-- Problem description --
Check each line of the listing, and copy it if it contains the word "trasformazioni".

-- Task material --

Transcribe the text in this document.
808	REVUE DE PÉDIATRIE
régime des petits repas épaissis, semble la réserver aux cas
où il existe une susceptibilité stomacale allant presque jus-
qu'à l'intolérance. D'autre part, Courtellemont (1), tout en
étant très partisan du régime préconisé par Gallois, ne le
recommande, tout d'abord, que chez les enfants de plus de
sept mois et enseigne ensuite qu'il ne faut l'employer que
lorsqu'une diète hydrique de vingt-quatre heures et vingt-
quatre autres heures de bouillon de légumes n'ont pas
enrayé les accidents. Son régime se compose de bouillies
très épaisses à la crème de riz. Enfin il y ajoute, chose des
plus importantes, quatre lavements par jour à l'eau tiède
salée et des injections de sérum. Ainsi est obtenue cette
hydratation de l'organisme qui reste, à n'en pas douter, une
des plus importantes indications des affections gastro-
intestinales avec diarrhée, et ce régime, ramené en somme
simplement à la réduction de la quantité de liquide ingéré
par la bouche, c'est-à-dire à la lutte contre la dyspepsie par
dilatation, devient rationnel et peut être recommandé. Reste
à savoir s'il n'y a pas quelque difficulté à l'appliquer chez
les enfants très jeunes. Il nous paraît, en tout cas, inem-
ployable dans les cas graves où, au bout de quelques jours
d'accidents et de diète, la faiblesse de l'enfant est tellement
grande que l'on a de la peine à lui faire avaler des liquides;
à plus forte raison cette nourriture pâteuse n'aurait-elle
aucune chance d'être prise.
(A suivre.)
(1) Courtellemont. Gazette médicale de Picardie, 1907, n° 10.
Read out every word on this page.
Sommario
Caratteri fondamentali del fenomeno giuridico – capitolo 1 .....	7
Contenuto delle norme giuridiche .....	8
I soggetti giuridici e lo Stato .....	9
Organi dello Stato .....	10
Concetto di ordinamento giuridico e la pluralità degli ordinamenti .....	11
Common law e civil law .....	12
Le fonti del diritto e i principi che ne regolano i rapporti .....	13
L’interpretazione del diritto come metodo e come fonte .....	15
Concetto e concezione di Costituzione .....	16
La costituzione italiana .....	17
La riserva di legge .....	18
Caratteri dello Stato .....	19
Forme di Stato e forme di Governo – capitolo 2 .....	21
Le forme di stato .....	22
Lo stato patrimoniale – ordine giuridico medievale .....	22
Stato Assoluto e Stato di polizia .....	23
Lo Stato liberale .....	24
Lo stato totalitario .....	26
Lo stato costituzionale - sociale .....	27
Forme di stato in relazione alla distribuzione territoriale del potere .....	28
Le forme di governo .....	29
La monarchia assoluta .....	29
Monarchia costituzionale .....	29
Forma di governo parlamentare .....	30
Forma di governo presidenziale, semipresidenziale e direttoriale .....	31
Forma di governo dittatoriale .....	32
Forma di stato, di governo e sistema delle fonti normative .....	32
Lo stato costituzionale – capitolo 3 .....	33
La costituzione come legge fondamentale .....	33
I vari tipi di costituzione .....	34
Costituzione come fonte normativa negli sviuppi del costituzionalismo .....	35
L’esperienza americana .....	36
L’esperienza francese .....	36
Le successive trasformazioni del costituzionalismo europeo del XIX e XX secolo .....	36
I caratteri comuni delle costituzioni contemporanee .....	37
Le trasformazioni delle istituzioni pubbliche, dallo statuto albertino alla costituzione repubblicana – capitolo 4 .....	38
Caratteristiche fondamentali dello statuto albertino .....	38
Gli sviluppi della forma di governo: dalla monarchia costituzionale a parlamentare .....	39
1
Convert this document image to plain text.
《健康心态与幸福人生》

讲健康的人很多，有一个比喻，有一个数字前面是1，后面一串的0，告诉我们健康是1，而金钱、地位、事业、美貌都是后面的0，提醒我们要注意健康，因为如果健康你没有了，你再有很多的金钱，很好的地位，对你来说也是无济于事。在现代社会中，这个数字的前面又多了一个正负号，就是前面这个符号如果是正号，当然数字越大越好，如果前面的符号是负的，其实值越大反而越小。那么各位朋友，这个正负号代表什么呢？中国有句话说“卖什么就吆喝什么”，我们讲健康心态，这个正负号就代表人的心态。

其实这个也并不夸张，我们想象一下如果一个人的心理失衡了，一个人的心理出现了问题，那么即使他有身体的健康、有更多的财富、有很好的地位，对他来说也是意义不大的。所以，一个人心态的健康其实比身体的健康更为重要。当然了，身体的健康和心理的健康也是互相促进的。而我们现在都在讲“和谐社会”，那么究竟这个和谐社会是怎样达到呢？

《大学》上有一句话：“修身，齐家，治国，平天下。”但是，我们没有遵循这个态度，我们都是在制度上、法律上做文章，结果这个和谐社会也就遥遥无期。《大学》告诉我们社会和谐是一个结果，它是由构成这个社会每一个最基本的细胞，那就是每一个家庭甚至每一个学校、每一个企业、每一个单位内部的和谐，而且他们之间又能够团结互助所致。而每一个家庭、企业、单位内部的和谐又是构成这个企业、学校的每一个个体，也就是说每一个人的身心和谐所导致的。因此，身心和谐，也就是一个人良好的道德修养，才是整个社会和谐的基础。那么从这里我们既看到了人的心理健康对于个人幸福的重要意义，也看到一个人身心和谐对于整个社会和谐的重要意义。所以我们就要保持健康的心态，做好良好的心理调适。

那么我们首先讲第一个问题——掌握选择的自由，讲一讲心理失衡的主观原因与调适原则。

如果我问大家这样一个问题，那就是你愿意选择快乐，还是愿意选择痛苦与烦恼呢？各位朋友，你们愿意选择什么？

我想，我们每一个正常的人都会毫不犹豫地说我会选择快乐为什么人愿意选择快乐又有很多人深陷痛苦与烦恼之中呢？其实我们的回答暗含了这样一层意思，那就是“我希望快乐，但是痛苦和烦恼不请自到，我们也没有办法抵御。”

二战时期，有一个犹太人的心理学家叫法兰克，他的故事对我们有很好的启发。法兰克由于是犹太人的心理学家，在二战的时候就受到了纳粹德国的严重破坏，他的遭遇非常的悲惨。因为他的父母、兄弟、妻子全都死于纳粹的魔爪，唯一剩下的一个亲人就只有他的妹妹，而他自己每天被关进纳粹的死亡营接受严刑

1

-- Solution to this task --
Le successive trasformazioni del costituzionalismo europeo del XIX e XX secolo .....	36
Le trasformazioni delle istituzioni pubbliche, dallo statuto albertino alla costituzione repubblicana – capitolo 4 .....	38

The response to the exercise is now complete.